= INFORMATION SUPPLIED =
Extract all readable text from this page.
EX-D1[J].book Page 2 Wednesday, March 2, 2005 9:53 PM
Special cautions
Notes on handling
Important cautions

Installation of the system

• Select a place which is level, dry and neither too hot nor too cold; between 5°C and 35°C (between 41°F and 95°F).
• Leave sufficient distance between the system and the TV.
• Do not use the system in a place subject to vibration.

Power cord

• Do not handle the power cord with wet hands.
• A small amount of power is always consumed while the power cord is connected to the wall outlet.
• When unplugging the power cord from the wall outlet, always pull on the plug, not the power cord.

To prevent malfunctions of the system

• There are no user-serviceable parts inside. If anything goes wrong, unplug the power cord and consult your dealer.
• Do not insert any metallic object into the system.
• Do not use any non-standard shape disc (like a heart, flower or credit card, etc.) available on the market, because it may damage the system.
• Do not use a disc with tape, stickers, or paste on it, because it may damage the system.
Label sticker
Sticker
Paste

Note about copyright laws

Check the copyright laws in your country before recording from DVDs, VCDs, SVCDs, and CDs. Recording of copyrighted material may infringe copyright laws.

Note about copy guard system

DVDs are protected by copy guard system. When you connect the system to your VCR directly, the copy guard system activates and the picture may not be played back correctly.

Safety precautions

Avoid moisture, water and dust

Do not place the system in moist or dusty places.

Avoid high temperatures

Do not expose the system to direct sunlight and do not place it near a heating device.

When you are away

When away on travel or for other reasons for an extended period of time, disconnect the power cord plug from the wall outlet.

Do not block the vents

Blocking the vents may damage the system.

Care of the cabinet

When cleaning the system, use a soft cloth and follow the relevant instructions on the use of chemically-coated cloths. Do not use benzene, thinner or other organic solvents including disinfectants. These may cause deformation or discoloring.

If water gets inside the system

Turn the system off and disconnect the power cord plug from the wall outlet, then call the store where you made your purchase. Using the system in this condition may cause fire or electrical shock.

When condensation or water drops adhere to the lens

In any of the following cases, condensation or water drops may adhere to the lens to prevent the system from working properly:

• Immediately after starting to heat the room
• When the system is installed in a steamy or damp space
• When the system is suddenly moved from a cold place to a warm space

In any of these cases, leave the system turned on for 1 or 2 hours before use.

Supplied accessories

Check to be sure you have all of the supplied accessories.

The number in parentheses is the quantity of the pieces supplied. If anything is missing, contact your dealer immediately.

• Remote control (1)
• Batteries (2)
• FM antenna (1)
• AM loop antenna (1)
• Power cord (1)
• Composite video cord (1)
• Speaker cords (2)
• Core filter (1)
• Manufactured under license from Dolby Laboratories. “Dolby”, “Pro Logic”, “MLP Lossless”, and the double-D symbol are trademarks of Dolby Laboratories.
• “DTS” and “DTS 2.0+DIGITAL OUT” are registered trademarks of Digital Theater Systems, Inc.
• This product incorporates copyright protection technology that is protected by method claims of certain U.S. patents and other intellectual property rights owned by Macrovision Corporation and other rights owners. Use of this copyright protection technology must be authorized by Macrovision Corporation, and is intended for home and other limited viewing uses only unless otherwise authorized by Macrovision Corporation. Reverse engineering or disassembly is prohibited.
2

= SET PROBLEM =
Give back all the data exactly as written.

= EXERCISE RESULT =
Extract all readable text from this page.
EX-D1[J].book Page 2 Wednesday, March 2, 2005 9:53 PM
Special cautions
Notes on handling
Important cautions

Installation of the system

• Select a place which is level, dry and neither too hot nor too cold; between 5°C and 35°C (between 41°F and 95°F).
• Leave sufficient distance between the system and the TV.
• Do not use the system in a place subject to vibration.

Power cord

• Do not handle the power cord with wet hands.
• A small amount of power is always consumed while the power cord is connected to the wall outlet.
• When unplugging the power cord from the wall outlet, always pull on the plug, not the power cord.

To prevent malfunctions of the system

• There are no user-serviceable parts inside. If anything goes wrong, unplug the power cord and consult your dealer.
• Do not insert any metallic object into the system.
• Do not use any non-standard shape disc (like a heart, flower or credit card, etc.) available on the market, because it may damage the system.
• Do not use a disc with tape, stickers, or paste on it, because it may damage the system.
Label sticker
Sticker
Paste

Note about copyright laws

Check the copyright laws in your country before recording from DVDs, VCDs, SVCDs, and CDs. Recording of copyrighted material may infringe copyright laws.

Note about copy guard system

DVDs are protected by copy guard system. When you connect the system to your VCR directly, the copy guard system activates and the picture may not be played back correctly.

Safety precautions

Avoid moisture, water and dust

Do not place the system in moist or dusty places.

Avoid high temperatures

Do not expose the system to direct sunlight and do not place it near a heating device.

When you are away

When away on travel or for other reasons for an extended period of time, disconnect the power cord plug from the wall outlet.

Do not block the vents

Blocking the vents may damage the system.

Care of the cabinet

When cleaning the system, use a soft cloth and follow the relevant instructions on the use of chemically-coated cloths. Do not use benzene, thinner or other organic solvents including disinfectants. These may cause deformation or discoloring.

If water gets inside the system

Turn the system off and disconnect the power cord plug from the wall outlet, then call the store where you made your purchase. Using the system in this condition may cause fire or electrical shock.

When condensation or water drops adhere to the lens

In any of the following cases, condensation or water drops may adhere to the lens to prevent the system from working properly:

• Immediately after starting to heat the room
• When the system is installed in a steamy or damp space
• When the system is suddenly moved from a cold place to a warm space

In any of these cases, leave the system turned on for 1 or 2 hours before use.

Supplied accessories

Check to be sure you have all of the supplied accessories.

The number in parentheses is the quantity of the pieces supplied. If anything is missing, contact your dealer immediately.

• Remote control (1)
• Batteries (2)
• FM antenna (1)
• AM loop antenna (1)
• Power cord (1)
• Composite video cord (1)
• Speaker cords (2)
• Core filter (1)
• Manufactured under license from Dolby Laboratories. “Dolby”, “Pro Logic”, “MLP Lossless”, and the double-D symbol are trademarks of Dolby Laboratories.
• “DTS” and “DTS 2.0+DIGITAL OUT” are registered trademarks of Digital Theater Systems, Inc.
• This product incorporates copyright protection technology that is protected by method claims of certain U.S. patents and other intellectual property rights owned by Macrovision Corporation and other rights owners. Use of this copyright protection technology must be authorized by Macrovision Corporation, and is intended for home and other limited viewing uses only unless otherwise authorized by Macrovision Corporation. Reverse engineering or disassembly is prohibited.
2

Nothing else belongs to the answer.